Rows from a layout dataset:
## BEGIN
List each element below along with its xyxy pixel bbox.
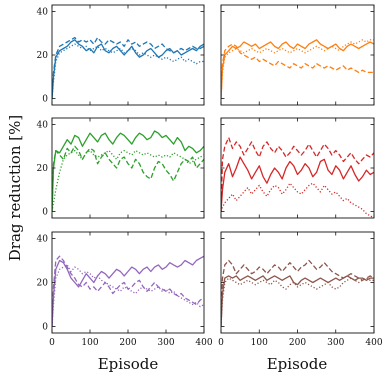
y-tick-label: 0 (42, 207, 48, 217)
y-tick-label: 20 (37, 51, 49, 61)
series-line-dotted (52, 264, 204, 327)
x-axis-label-left: Episode (98, 355, 159, 373)
y-tick-label: 20 (37, 279, 49, 289)
series-line-solid (52, 39, 204, 99)
x-tick-label: 400 (365, 338, 382, 348)
x-tick-label: 200 (289, 338, 306, 348)
panel-row1-left: 0 20 40 (37, 4, 205, 106)
panel-frame (220, 4, 375, 106)
series-line-dotted (52, 149, 204, 212)
y-tick-label: 40 (37, 235, 49, 245)
x-axis-label-right: Episode (267, 355, 328, 373)
y-tick-label: 40 (37, 121, 49, 131)
series-line-dashed (52, 36, 204, 99)
x-tick-label: 0 (49, 338, 55, 348)
series-line-dashed (221, 43, 374, 99)
y-tick-label: 40 (37, 8, 49, 18)
x-tick-label: 0 (218, 338, 224, 348)
series-line-solid (221, 275, 374, 327)
series-line-solid (221, 39, 374, 99)
series-line-solid (221, 156, 374, 212)
y-tick-label: 20 (37, 164, 49, 174)
series-line-dotted (221, 277, 374, 327)
x-tick-label: 400 (195, 338, 212, 348)
panel-row3-right: 0 100 200 300 400 (218, 231, 382, 348)
y-axis-label: Drag reduction [%] (6, 115, 24, 261)
x-tick-label: 100 (81, 338, 98, 348)
panel-row2-left: 0 20 40 (37, 117, 205, 219)
panel-frame (51, 117, 205, 219)
series-line-solid (52, 255, 204, 327)
panel-frame (220, 117, 375, 219)
series-line-dotted (221, 39, 374, 99)
series-line-solid (52, 130, 204, 212)
series-line-dashed (52, 255, 204, 327)
y-tick-label: 0 (42, 94, 48, 104)
x-tick-label: 300 (157, 338, 174, 348)
x-tick-label: 300 (327, 338, 344, 348)
panel-row2-right (220, 117, 375, 219)
panel-row1-right (220, 4, 375, 106)
x-tick-label: 200 (119, 338, 136, 348)
x-tick-label: 100 (251, 338, 268, 348)
series-line-dashed (221, 136, 374, 212)
series-line-dashed (221, 259, 374, 327)
series-line-dotted (52, 43, 204, 99)
y-tick-label: 0 (42, 322, 48, 332)
series-line-dotted (221, 182, 374, 218)
series-line-dashed (52, 145, 204, 212)
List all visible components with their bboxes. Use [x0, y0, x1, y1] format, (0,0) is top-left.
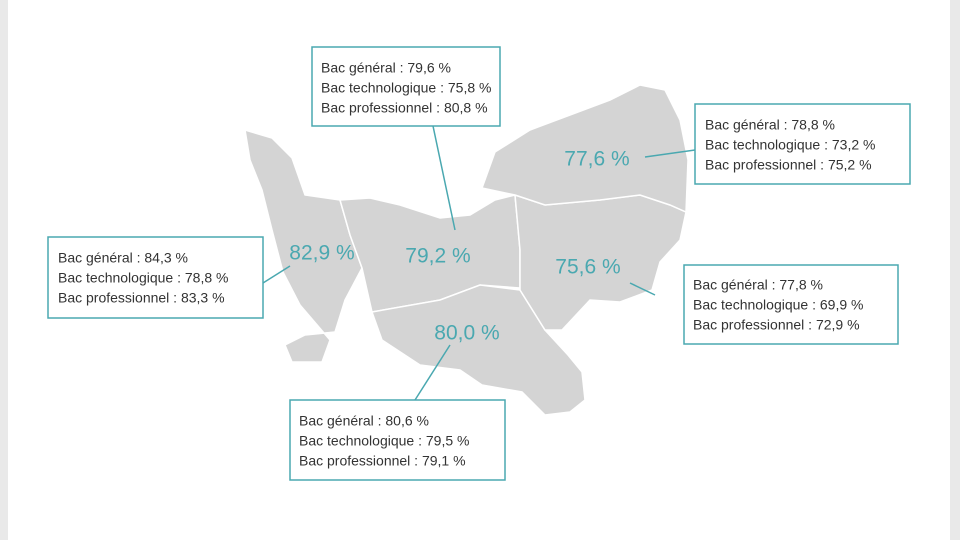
## END
- Written task: Rewrite the rows above as a Markdown table with two columns, "No." and "Text", giving each row a number. Leave out the pictures and any blank lines.

- Exercise result:
| No. | Text |
|---|---|
| 1 | List each element below along with its xyxy pixel bbox. |
| 2 | y-tick-label: 0 (42, 207, 48, 217) |
| 3 | y-tick-label: 20 (37, 51, 49, 61) |
| 4 | series-line-dotted (52, 264, 204, 327) |
| 5 | x-axis-label-left: Episode (98, 355, 159, 373) |
| 6 | y-tick-label: 20 (37, 279, 49, 289) |
| 7 | series-line-solid (52, 39, 204, 99) |
| 8 | x-tick-label: 400 (365, 338, 382, 348) |
| 9 | x-tick-label: 200 (289, 338, 306, 348) |
| 10 | panel-row1-left: 0 20 40 (37, 4, 205, 106) |
| 11 | panel-frame (220, 4, 375, 106) |
| 12 | series-line-dotted (52, 149, 204, 212) |
| 13 | y-tick-label: 40 (37, 235, 49, 245) |
| 14 | x-axis-label-right: Episode (267, 355, 328, 373) |
| 15 | y-tick-label: 40 (37, 121, 49, 131) |
| 16 | series-line-dashed (52, 36, 204, 99) |
| 17 | x-tick-label: 0 (49, 338, 55, 348) |
| 18 | series-line-dashed (221, 43, 374, 99) |
| 19 | y-tick-label: 40 (37, 8, 49, 18) |
| 20 | x-tick-label: 0 (218, 338, 224, 348) |
| 21 | series-line-solid (221, 275, 374, 327) |
| 22 | series-line-solid (221, 39, 374, 99) |
| 23 | series-line-solid (221, 156, 374, 212) |
| 24 | y-tick-label: 20 (37, 164, 49, 174) |
| 25 | series-line-dotted (221, 277, 374, 327) |
| 26 | x-tick-label: 400 (195, 338, 212, 348) |
| 27 | panel-row3-right: 0 100 200 300 400 (218, 231, 382, 348) |
| 28 | y-axis-label: Drag reduction [%] (6, 115, 24, 261) |
| 29 | x-tick-label: 100 (81, 338, 98, 348) |
| 30 | panel-row2-left: 0 20 40 (37, 117, 205, 219) |
| 31 | panel-frame (51, 117, 205, 219) |
| 32 | series-line-solid (52, 255, 204, 327) |
| 33 | panel-frame (220, 117, 375, 219) |
| 34 | series-line-dotted (221, 39, 374, 99) |
| 35 | series-line-solid (52, 130, 204, 212) |
| 36 | series-line-dashed (52, 255, 204, 327) |
| 37 | y-tick-label: 0 (42, 94, 48, 104) |
| 38 | x-tick-label: 300 (157, 338, 174, 348) |
| 39 | x-tick-label: 300 (327, 338, 344, 348) |
| 40 | panel-row2-right (220, 117, 375, 219) |
| 41 | panel-row1-right (220, 4, 375, 106) |
| 42 | x-tick-label: 200 (119, 338, 136, 348) |
| 43 | x-tick-label: 100 (251, 338, 268, 348) |
| 44 | series-line-dashed (221, 136, 374, 212) |
| 45 | series-line-dashed (221, 259, 374, 327) |
| 46 | series-line-dotted (52, 43, 204, 99) |
| 47 | y-tick-label: 0 (42, 322, 48, 332) |
| 48 | series-line-dotted (221, 182, 374, 218) |
| 49 | series-line-dashed (52, 145, 204, 212) |
| 50 | List all visible components with their bboxes. Use [x0, y0, x1, y1] format, (0,0) is top-left. |